Pull out every line below holding the word "FIELD".

--- START OF Stored data ---

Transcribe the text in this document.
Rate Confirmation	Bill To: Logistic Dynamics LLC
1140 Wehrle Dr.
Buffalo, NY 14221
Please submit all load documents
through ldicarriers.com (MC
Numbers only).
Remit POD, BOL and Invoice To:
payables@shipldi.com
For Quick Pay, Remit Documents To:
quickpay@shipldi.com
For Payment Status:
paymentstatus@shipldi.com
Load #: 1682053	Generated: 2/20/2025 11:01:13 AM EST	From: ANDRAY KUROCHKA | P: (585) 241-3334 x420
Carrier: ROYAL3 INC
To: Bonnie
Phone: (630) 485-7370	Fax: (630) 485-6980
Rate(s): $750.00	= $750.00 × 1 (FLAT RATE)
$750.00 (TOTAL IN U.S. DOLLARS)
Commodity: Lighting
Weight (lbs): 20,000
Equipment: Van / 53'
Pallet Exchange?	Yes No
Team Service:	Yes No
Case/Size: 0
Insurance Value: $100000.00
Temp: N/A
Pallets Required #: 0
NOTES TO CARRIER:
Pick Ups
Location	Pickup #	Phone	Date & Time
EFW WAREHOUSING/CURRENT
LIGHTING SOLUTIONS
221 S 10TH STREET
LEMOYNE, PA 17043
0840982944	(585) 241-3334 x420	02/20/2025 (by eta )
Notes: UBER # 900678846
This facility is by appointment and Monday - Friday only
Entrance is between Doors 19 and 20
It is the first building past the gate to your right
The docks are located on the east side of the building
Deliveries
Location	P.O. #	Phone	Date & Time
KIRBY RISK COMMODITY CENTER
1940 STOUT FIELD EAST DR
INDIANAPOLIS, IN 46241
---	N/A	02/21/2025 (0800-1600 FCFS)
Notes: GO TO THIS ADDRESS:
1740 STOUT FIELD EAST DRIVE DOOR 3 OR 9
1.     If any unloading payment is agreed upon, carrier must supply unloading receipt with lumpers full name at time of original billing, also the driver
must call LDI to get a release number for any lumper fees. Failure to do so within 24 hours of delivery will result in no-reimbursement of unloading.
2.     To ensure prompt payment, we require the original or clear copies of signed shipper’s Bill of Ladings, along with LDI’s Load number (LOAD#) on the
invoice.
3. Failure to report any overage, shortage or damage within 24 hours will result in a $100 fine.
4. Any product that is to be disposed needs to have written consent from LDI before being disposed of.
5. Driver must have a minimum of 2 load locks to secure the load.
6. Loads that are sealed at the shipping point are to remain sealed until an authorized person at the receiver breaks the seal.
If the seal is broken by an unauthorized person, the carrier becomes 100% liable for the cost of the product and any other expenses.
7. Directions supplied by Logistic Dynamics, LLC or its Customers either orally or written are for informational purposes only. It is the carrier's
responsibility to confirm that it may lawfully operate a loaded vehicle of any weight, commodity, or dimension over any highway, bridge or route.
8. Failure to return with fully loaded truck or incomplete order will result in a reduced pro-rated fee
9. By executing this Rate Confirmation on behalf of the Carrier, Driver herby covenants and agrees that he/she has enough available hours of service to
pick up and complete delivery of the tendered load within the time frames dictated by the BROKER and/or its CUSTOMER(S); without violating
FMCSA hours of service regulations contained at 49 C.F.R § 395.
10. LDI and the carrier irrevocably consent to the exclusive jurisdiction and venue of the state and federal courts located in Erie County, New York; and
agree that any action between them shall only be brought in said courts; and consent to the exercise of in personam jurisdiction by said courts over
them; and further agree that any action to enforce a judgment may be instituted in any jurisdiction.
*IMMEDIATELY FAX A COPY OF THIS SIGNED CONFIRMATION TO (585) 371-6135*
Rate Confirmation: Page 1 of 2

--- END OF Stored data ---

Task response |
1940 STOUT FIELD EAST DR
1740 STOUT FIELD EAST DRIVE DOOR 3 OR 9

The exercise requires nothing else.